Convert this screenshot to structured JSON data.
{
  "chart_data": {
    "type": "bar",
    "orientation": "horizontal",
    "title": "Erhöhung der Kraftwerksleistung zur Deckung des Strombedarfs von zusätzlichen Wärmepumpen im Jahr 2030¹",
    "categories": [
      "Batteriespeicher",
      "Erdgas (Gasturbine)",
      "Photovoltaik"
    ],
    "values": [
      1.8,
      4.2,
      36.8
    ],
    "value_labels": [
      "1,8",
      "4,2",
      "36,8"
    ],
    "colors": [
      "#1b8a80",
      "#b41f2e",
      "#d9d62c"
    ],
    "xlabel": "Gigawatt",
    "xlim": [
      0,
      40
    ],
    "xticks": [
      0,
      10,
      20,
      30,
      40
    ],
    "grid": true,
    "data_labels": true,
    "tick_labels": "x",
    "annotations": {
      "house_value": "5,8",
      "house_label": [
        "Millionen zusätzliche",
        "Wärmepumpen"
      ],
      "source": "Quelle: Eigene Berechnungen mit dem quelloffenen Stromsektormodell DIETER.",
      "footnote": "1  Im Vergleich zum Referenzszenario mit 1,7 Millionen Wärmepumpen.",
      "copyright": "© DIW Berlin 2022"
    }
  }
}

================================

■ Instruction ■
Retype all of the entries precisely as they are.

■ Solution for this task ■
Convert this screenshot to structured JSON data.
{
  "chart_data": {
    "type": "bar",
    "orientation": "horizontal",
    "title": "Erhöhung der Kraftwerksleistung zur Deckung des Strombedarfs von zusätzlichen Wärmepumpen im Jahr 2030¹",
    "categories": [
      "Batteriespeicher",
      "Erdgas (Gasturbine)",
      "Photovoltaik"
    ],
    "values": [
      1.8,
      4.2,
      36.8
    ],
    "value_labels": [
      "1,8",
      "4,2",
      "36,8"
    ],
    "colors": [
      "#1b8a80",
      "#b41f2e",
      "#d9d62c"
    ],
    "xlabel": "Gigawatt",
    "xlim": [
      0,
      40
    ],
    "xticks": [
      0,
      10,
      20,
      30,
      40
    ],
    "grid": true,
    "data_labels": true,
    "tick_labels": "x",
    "annotations": {
      "house_value": "5,8",
      "house_label": [
        "Millionen zusätzliche",
        "Wärmepumpen"
      ],
      "source": "Quelle: Eigene Berechnungen mit dem quelloffenen Stromsektormodell DIETER.",
      "footnote": "1  Im Vergleich zum Referenzszenario mit 1,7 Millionen Wärmepumpen.",
      "copyright": "© DIW Berlin 2022"
    }
  }
}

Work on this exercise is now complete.